* Start Listing *

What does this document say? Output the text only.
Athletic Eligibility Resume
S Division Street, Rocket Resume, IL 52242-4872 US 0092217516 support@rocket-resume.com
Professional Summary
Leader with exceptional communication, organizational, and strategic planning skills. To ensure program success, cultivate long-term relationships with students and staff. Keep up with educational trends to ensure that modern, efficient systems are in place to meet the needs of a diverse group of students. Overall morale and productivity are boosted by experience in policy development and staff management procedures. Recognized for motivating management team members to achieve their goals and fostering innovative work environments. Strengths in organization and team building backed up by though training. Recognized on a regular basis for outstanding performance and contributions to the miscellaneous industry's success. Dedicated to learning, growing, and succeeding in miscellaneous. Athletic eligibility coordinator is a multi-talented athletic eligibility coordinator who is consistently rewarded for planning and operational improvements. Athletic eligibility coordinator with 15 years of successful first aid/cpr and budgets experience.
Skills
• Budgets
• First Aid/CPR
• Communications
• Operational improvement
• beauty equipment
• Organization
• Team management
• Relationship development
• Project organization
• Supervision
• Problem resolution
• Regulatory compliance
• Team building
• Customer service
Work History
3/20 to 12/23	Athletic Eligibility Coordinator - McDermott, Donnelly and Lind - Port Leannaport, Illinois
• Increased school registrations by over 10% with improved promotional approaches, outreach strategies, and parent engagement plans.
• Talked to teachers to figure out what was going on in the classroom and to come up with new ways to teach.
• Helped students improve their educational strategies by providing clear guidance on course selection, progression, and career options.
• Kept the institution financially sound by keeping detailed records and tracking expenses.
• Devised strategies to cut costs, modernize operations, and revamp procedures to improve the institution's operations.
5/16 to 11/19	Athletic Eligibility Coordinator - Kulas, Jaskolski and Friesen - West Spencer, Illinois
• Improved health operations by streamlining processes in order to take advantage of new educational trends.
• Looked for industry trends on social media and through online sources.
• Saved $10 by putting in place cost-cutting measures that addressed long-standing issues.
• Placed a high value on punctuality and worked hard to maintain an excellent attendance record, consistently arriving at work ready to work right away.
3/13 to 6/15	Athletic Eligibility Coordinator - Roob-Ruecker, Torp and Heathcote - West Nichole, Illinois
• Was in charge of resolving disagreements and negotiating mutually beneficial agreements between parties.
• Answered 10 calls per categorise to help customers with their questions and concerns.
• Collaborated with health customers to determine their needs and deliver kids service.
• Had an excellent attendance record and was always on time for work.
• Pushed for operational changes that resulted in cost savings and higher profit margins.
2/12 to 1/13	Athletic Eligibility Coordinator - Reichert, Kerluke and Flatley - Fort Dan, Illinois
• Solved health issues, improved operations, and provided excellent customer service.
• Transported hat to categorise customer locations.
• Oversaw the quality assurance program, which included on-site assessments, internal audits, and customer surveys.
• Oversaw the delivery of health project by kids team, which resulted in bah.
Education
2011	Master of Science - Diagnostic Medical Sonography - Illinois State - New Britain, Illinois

* End Listing *

Exercise ▸
Pull out all lines from the entries above in which the word "issues" appears.

Result of this task ▸
• Saved $10 by putting in place cost-cutting measures that addressed long-standing issues.
• Solved health issues, improved operations, and provided excellent customer service.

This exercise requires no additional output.